* _TEXT FOR ANALYSIS_:

If there is one spell that we like to use above all others in Briar Rose, it is this one. It is an old crafting that was used throughout Britain, though it is best documented in the Silver Bough, a wonderful collection of folklore and practices from Scotland.
Traditionally, this was performed at a well that was sacred to a local saint. The idea was to take your coin and a rag or length of rope, and, during the hours of darkness — ideally just before dawn — walk three times around the well, each time petitioning the saint for the desired outcome, and then throwing the coin into the well, after spitting on it or kissing it. The rag or rope was then tied upon the tree that was always associated with sacred wells, and head off away from the well, never looking back. The idea was to be out of sight of the well before
Naturally, for most — especially those in the US — it is not easy to find an appropriate well that can be used for this. But in Briar Rose, we have the good fortune to work with St. Nectan, the saint whose well was visited by the Knights of the Round Table before setting out on the quest for the Grail. Consequently, we use the cauldron as a well for various workings, including skrying, and it lends itself nicely to this crafting.

* _PROBLEM 1_:
Answer these questions from the passage on the sacred-well spell:
(a) Which collection is named as the best record of this crafting?
(b) How many times is one supposed to walk around the well?
(c) What does Briar Rose use in place of a well?
* _PROBLEM 2_: Carry the passage on the sacred-well spell further, picking up after its final sentence.

* _DATA EXCERPTS_:
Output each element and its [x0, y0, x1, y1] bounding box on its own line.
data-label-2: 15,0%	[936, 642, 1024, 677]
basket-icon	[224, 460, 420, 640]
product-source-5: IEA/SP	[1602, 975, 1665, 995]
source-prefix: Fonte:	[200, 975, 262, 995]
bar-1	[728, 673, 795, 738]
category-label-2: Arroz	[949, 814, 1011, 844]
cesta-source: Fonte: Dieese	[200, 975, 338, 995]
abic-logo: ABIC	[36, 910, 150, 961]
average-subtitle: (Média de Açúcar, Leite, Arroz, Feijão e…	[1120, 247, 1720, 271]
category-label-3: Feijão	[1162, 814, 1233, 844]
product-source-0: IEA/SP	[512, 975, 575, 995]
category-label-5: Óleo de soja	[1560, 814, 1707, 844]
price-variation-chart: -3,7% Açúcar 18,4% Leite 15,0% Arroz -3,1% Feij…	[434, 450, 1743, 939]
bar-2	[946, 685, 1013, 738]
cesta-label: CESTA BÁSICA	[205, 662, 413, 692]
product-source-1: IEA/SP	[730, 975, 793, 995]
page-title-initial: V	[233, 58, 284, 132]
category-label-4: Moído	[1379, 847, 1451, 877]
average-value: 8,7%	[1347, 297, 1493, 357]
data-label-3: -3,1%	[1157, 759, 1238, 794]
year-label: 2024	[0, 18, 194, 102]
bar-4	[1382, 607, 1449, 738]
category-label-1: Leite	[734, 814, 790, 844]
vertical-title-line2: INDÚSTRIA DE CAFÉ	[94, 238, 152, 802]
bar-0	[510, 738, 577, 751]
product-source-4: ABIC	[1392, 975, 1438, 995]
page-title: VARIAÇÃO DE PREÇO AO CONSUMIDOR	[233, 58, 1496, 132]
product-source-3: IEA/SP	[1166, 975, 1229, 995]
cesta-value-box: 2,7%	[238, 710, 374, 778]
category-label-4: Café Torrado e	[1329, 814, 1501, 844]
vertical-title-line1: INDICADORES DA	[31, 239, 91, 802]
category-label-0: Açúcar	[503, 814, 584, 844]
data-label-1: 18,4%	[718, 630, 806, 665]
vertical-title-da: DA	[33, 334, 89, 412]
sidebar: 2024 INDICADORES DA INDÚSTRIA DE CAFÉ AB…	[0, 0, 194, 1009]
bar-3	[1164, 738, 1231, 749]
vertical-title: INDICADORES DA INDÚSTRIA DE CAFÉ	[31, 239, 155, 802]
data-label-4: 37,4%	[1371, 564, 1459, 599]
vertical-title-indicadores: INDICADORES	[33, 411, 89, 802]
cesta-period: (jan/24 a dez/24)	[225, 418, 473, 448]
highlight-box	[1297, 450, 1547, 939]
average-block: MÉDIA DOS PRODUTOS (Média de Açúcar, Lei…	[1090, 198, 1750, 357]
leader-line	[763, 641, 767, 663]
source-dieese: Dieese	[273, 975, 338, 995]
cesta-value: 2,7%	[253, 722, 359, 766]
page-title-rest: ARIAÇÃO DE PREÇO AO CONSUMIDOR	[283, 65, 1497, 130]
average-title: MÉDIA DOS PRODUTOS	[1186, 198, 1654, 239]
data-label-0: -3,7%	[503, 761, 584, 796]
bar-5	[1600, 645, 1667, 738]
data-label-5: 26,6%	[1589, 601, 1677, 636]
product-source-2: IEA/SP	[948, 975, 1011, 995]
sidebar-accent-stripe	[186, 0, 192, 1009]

* _EXERCISE OUTPUT 1_:
(a) The Silver Bough, a collection of folklore and practices from Scotland.
(b) Three times.
(c) The cauldron.

* _EXERCISE OUTPUT 2_:
First of all, we have a collection of silver sixpences that we use and reuse exclusively for crafting purposes. Prior to a working, each participant purchases a sixpence in exchange for a modern coin. We then open up our sacred space, place the cauldron (about half full of water) in the centre, and open the Well of the Ancestors. We do this by calling upon Nectan, and then we open the well in the cauldron using a technique very similar to the one Orion Foxwood uses to open the Faery Well.
Start by feeling for the surface of the well. In our case, it is going to be the opening of the cauldron, so we pass our hands deosil around the lip of the cauldron, not quite touching it, feeling for the point of pressure where the worlds meet. Once we feel that, we begin to open it up by dipping our fingers through the pressure “bubble” and creating an aperture that is widened to match the lip of the cauldron.
Once the well is opened, we call to the Ancestors, breathing life-force into our hands and offering it into the well, where we feel the Ancestors receiving it, and returning their own offering of life-breath into our hands. We take that up and inhale it. This is done three times, and then the Well is fully open.
Next, we all walk around the well three times, or more if we feel the need to “wind up the power”, chanting or muttering as we go something appropriate to the working. Then each person in turn kisses or spits on the coin, depending on what is appropriate to the crafting being worked, and then throws the coin in the well. We then tie our rag or string to the Stang, representing the World Tree, and leave.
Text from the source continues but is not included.